--- Direction ---
Output all of the entries below precisely as written.

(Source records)
┄┄┄┄┄┄

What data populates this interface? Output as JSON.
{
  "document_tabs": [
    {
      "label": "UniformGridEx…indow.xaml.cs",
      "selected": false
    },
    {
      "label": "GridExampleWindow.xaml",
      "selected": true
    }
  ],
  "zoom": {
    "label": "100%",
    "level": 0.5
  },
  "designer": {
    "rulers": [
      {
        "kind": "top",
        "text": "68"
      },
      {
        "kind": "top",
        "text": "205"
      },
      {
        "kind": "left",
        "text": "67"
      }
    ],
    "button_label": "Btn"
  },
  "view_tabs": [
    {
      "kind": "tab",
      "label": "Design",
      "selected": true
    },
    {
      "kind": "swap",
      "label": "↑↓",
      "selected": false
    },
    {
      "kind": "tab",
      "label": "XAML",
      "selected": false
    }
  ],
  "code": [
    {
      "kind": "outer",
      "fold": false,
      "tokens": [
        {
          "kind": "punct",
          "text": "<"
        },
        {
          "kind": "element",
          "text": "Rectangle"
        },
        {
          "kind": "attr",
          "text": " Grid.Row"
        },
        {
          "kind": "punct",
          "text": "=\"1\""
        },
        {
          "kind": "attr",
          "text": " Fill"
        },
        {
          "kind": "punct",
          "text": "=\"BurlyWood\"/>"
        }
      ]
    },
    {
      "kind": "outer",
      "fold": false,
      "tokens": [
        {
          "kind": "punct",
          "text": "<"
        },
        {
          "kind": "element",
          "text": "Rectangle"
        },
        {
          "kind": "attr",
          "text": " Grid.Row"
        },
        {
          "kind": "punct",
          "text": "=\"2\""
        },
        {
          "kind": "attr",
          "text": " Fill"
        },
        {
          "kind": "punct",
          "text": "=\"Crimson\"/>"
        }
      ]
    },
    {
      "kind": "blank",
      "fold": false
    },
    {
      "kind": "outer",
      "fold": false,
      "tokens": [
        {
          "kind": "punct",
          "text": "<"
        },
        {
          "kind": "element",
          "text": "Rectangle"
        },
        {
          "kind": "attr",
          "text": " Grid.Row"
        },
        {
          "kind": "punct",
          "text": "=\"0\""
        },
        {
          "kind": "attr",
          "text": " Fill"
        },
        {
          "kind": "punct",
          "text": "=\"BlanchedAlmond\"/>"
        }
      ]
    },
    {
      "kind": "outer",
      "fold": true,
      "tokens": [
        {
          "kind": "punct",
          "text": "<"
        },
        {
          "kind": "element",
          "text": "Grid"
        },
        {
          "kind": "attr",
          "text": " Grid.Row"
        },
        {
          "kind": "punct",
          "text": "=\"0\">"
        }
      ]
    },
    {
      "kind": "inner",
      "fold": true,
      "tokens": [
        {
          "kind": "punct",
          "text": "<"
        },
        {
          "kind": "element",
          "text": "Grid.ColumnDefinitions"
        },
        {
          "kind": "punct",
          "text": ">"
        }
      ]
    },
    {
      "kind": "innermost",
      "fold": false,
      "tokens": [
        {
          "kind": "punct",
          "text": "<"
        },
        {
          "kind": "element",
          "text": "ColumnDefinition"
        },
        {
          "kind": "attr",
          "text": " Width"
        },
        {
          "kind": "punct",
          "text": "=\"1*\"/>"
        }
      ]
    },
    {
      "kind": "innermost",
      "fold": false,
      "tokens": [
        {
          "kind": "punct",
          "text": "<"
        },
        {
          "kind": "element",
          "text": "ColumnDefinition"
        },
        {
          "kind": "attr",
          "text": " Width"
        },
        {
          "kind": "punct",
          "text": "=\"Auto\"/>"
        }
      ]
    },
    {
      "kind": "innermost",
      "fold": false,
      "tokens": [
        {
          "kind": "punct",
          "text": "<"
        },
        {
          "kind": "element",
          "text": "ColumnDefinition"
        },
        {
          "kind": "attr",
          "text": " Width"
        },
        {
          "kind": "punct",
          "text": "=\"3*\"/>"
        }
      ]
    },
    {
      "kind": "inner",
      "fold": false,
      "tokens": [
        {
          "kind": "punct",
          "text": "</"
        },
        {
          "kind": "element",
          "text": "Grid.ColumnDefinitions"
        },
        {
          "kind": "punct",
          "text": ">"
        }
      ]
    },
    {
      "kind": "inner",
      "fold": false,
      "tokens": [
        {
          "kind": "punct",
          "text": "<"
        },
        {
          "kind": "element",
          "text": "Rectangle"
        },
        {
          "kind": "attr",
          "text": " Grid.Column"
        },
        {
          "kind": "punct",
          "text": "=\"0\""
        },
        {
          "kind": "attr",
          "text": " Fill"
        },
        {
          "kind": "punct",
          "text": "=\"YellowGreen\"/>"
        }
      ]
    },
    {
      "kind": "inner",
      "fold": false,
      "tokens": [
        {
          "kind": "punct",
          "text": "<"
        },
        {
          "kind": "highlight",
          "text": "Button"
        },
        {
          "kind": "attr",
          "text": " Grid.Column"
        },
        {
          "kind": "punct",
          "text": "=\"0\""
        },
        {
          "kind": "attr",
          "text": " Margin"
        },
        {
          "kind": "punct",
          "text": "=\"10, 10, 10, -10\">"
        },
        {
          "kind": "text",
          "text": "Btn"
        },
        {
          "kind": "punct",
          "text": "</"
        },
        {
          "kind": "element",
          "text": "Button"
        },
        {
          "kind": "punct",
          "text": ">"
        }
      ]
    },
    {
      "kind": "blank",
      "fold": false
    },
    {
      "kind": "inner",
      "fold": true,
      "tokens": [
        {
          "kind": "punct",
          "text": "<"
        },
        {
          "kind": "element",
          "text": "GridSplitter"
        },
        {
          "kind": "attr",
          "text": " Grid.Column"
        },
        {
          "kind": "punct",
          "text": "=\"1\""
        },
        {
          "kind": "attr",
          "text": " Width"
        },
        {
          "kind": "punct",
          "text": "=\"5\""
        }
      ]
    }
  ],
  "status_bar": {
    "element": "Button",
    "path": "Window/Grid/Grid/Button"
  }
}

┄┄┄┄┄┄

--- Full answer ---
What data populates this interface? Output as JSON.
{
  "document_tabs": [
    {
      "label": "UniformGridEx…indow.xaml.cs",
      "selected": false
    },
    {
      "label": "GridExampleWindow.xaml",
      "selected": true
    }
  ],
  "zoom": {
    "label": "100%",
    "level": 0.5
  },
  "designer": {
    "rulers": [
      {
        "kind": "top",
        "text": "68"
      },
      {
        "kind": "top",
        "text": "205"
      },
      {
        "kind": "left",
        "text": "67"
      }
    ],
    "button_label": "Btn"
  },
  "view_tabs": [
    {
      "kind": "tab",
      "label": "Design",
      "selected": true
    },
    {
      "kind": "swap",
      "label": "↑↓",
      "selected": false
    },
    {
      "kind": "tab",
      "label": "XAML",
      "selected": false
    }
  ],
  "code": [
    {
      "kind": "outer",
      "fold": false,
      "tokens": [
        {
          "kind": "punct",
          "text": "<"
        },
        {
          "kind": "element",
          "text": "Rectangle"
        },
        {
          "kind": "attr",
          "text": " Grid.Row"
        },
        {
          "kind": "punct",
          "text": "=\"1\""
        },
        {
          "kind": "attr",
          "text": " Fill"
        },
        {
          "kind": "punct",
          "text": "=\"BurlyWood\"/>"
        }
      ]
    },
    {
      "kind": "outer",
      "fold": false,
      "tokens": [
        {
          "kind": "punct",
          "text": "<"
        },
        {
          "kind": "element",
          "text": "Rectangle"
        },
        {
          "kind": "attr",
          "text": " Grid.Row"
        },
        {
          "kind": "punct",
          "text": "=\"2\""
        },
        {
          "kind": "attr",
          "text": " Fill"
        },
        {
          "kind": "punct",
          "text": "=\"Crimson\"/>"
        }
      ]
    },
    {
      "kind": "blank",
      "fold": false
    },
    {
      "kind": "outer",
      "fold": false,
      "tokens": [
        {
          "kind": "punct",
          "text": "<"
        },
        {
          "kind": "element",
          "text": "Rectangle"
        },
        {
          "kind": "attr",
          "text": " Grid.Row"
        },
        {
          "kind": "punct",
          "text": "=\"0\""
        },
        {
          "kind": "attr",
          "text": " Fill"
        },
        {
          "kind": "punct",
          "text": "=\"BlanchedAlmond\"/>"
        }
      ]
    },
    {
      "kind": "outer",
      "fold": true,
      "tokens": [
        {
          "kind": "punct",
          "text": "<"
        },
        {
          "kind": "element",
          "text": "Grid"
        },
        {
          "kind": "attr",
          "text": " Grid.Row"
        },
        {
          "kind": "punct",
          "text": "=\"0\">"
        }
      ]
    },
    {
      "kind": "inner",
      "fold": true,
      "tokens": [
        {
          "kind": "punct",
          "text": "<"
        },
        {
          "kind": "element",
          "text": "Grid.ColumnDefinitions"
        },
        {
          "kind": "punct",
          "text": ">"
        }
      ]
    },
    {
      "kind": "innermost",
      "fold": false,
      "tokens": [
        {
          "kind": "punct",
          "text": "<"
        },
        {
          "kind": "element",
          "text": "ColumnDefinition"
        },
        {
          "kind": "attr",
          "text": " Width"
        },
        {
          "kind": "punct",
          "text": "=\"1*\"/>"
        }
      ]
    },
    {
      "kind": "innermost",
      "fold": false,
      "tokens": [
        {
          "kind": "punct",
          "text": "<"
        },
        {
          "kind": "element",
          "text": "ColumnDefinition"
        },
        {
          "kind": "attr",
          "text": " Width"
        },
        {
          "kind": "punct",
          "text": "=\"Auto\"/>"
        }
      ]
    },
    {
      "kind": "innermost",
      "fold": false,
      "tokens": [
        {
          "kind": "punct",
          "text": "<"
        },
        {
          "kind": "element",
          "text": "ColumnDefinition"
        },
        {
          "kind": "attr",
          "text": " Width"
        },
        {
          "kind": "punct",
          "text": "=\"3*\"/>"
        }
      ]
    },
    {
      "kind": "inner",
      "fold": false,
      "tokens": [
        {
          "kind": "punct",
          "text": "</"
        },
        {
          "kind": "element",
          "text": "Grid.ColumnDefinitions"
        },
        {
          "kind": "punct",
          "text": ">"
        }
      ]
    },
    {
      "kind": "inner",
      "fold": false,
      "tokens": [
        {
          "kind": "punct",
          "text": "<"
        },
        {
          "kind": "element",
          "text": "Rectangle"
        },
        {
          "kind": "attr",
          "text": " Grid.Column"
        },
        {
          "kind": "punct",
          "text": "=\"0\""
        },
        {
          "kind": "attr",
          "text": " Fill"
        },
        {
          "kind": "punct",
          "text": "=\"YellowGreen\"/>"
        }
      ]
    },
    {
      "kind": "inner",
      "fold": false,
      "tokens": [
        {
          "kind": "punct",
          "text": "<"
        },
        {
          "kind": "highlight",
          "text": "Button"
        },
        {
          "kind": "attr",
          "text": " Grid.Column"
        },
        {
          "kind": "punct",
          "text": "=\"0\""
        },
        {
          "kind": "attr",
          "text": " Margin"
        },
        {
          "kind": "punct",
          "text": "=\"10, 10, 10, -10\">"
        },
        {
          "kind": "text",
          "text": "Btn"
        },
        {
          "kind": "punct",
          "text": "</"
        },
        {
          "kind": "element",
          "text": "Button"
        },
        {
          "kind": "punct",
          "text": ">"
        }
      ]
    },
    {
      "kind": "blank",
      "fold": false
    },
    {
      "kind": "inner",
      "fold": true,
      "tokens": [
        {
          "kind": "punct",
          "text": "<"
        },
        {
          "kind": "element",
          "text": "GridSplitter"
        },
        {
          "kind": "attr",
          "text": " Grid.Column"
        },
        {
          "kind": "punct",
          "text": "=\"1\""
        },
        {
          "kind": "attr",
          "text": " Width"
        },
        {
          "kind": "punct",
          "text": "=\"5\""
        }
      ]
    }
  ],
  "status_bar": {
    "element": "Button",
    "path": "Window/Grid/Grid/Button"
  }
}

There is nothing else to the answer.